▼
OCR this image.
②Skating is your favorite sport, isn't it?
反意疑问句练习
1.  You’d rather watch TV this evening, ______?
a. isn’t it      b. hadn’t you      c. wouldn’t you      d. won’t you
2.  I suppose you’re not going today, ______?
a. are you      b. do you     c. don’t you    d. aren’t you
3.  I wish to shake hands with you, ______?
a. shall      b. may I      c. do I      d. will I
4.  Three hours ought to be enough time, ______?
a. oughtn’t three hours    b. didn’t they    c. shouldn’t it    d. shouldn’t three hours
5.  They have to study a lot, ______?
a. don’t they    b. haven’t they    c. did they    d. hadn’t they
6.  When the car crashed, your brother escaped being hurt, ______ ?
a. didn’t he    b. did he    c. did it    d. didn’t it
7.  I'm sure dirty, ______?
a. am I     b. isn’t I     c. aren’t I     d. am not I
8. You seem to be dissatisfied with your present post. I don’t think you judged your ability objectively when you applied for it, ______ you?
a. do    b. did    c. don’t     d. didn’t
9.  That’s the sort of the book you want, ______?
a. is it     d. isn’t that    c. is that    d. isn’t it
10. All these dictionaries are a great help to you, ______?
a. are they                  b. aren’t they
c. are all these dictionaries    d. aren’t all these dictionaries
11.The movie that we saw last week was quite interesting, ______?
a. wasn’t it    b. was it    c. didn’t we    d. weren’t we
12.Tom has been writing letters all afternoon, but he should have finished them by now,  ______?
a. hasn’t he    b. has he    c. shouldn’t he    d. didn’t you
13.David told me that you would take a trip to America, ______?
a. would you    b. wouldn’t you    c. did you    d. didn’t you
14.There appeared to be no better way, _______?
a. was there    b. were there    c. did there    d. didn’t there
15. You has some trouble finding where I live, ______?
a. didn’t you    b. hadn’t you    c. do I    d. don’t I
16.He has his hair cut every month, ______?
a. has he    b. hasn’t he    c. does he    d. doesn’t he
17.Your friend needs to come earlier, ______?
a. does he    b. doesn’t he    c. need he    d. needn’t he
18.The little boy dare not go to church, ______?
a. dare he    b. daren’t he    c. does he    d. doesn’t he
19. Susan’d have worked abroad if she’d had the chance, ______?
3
▲
WRITTEN INSTRUCTION:
Where a line in the material above holds "hadn", copy that line.

REPLY:
a. isn’t it      b. hadn’t you      c. wouldn’t you      d. won’t you
a. don’t they    b. haven’t they    c. did they    d. hadn’t they
a. didn’t you    b. hadn’t you    c. do I    d. don’t I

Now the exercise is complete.